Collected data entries
==============================

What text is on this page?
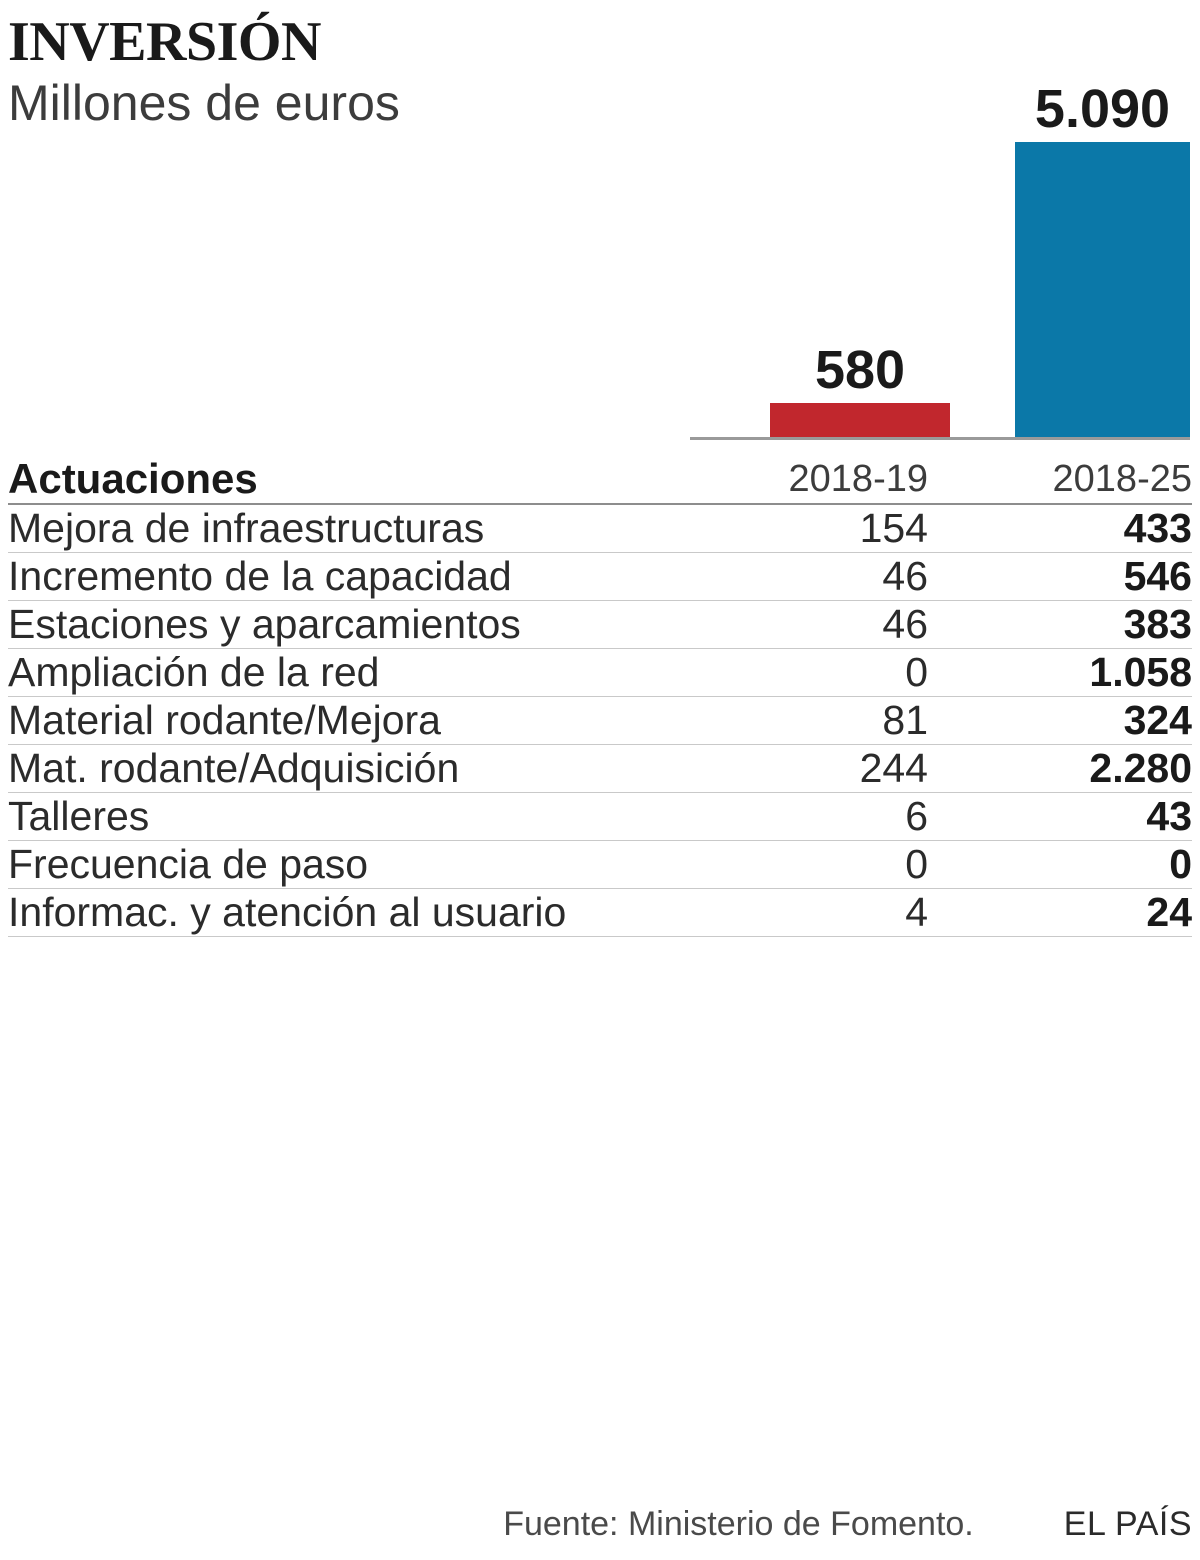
INVERSIÓN

Millones de euros

580
5.090
Actuaciones	2018-19	2018-25
Mejora de infraestructuras	154	433
Incremento de la capacidad	46	546
Estaciones y aparcamientos	46	383
Ampliación de la red	0	1.058
Material rodante/Mejora	81	324
Mat. rodante/Adquisición	244	2.280
Talleres	6	43
Frecuencia de paso	0	0
Informac. y atención al usuario	4	24
Fuente: Ministerio de Fomento.	EL PAÍS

==============================

-- WHAT IS NEEDED --
Leave out the pictures and transcribe everything else exactly.

-- RESULT OF THE EXERCISE --
What text is on this page?
INVERSIÓN

Millones de euros

580
5.090
Actuaciones	2018-19	2018-25
Mejora de infraestructuras	154	433
Incremento de la capacidad	46	546
Estaciones y aparcamientos	46	383
Ampliación de la red	0	1.058
Material rodante/Mejora	81	324
Mat. rodante/Adquisición	244	2.280
Talleres	6	43
Frecuencia de paso	0	0
Informac. y atención al usuario	4	24
Fuente: Ministerio de Fomento.	EL PAÍS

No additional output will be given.